[start MATERIAL]
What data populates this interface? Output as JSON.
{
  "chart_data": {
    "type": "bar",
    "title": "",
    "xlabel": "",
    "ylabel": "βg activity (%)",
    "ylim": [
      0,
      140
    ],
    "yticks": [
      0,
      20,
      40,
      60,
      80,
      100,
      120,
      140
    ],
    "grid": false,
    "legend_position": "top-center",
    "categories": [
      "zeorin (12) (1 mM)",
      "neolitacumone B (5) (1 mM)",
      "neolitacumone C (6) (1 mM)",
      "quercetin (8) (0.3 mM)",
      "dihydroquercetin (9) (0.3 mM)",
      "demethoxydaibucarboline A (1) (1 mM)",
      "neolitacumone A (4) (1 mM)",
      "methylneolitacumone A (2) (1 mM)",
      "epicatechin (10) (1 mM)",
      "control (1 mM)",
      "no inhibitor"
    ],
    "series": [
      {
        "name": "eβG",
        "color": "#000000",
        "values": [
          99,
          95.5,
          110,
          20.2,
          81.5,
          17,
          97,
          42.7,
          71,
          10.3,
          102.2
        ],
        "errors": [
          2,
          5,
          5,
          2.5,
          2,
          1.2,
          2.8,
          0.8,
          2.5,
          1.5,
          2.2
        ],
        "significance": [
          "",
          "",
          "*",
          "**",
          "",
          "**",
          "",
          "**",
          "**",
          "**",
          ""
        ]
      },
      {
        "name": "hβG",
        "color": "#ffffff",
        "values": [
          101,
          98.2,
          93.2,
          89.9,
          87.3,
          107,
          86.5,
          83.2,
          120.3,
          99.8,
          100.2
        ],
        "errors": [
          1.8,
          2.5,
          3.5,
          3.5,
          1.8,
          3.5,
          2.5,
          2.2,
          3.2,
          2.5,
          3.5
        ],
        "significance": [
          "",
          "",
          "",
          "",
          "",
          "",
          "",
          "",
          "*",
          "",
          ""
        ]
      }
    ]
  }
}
[end MATERIAL]
• **THE EXERCISE**
Copy all of the data. Keep every word exactly as it is.

• **EXERCISE SOLUTION**
What data populates this interface? Output as JSON.
{
  "chart_data": {
    "type": "bar",
    "title": "",
    "xlabel": "",
    "ylabel": "βg activity (%)",
    "ylim": [
      0,
      140
    ],
    "yticks": [
      0,
      20,
      40,
      60,
      80,
      100,
      120,
      140
    ],
    "grid": false,
    "legend_position": "top-center",
    "categories": [
      "zeorin (12) (1 mM)",
      "neolitacumone B (5) (1 mM)",
      "neolitacumone C (6) (1 mM)",
      "quercetin (8) (0.3 mM)",
      "dihydroquercetin (9) (0.3 mM)",
      "demethoxydaibucarboline A (1) (1 mM)",
      "neolitacumone A (4) (1 mM)",
      "methylneolitacumone A (2) (1 mM)",
      "epicatechin (10) (1 mM)",
      "control (1 mM)",
      "no inhibitor"
    ],
    "series": [
      {
        "name": "eβG",
        "color": "#000000",
        "values": [
          99,
          95.5,
          110,
          20.2,
          81.5,
          17,
          97,
          42.7,
          71,
          10.3,
          102.2
        ],
        "errors": [
          2,
          5,
          5,
          2.5,
          2,
          1.2,
          2.8,
          0.8,
          2.5,
          1.5,
          2.2
        ],
        "significance": [
          "",
          "",
          "*",
          "**",
          "",
          "**",
          "",
          "**",
          "**",
          "**",
          ""
        ]
      },
      {
        "name": "hβG",
        "color": "#ffffff",
        "values": [
          101,
          98.2,
          93.2,
          89.9,
          87.3,
          107,
          86.5,
          83.2,
          120.3,
          99.8,
          100.2
        ],
        "errors": [
          1.8,
          2.5,
          3.5,
          3.5,
          1.8,
          3.5,
          2.5,
          2.2,
          3.2,
          2.5,
          3.5
        ],
        "significance": [
          "",
          "",
          "",
          "",
          "",
          "",
          "",
          "",
          "*",
          "",
          ""
        ]
      }
    ]
  }
}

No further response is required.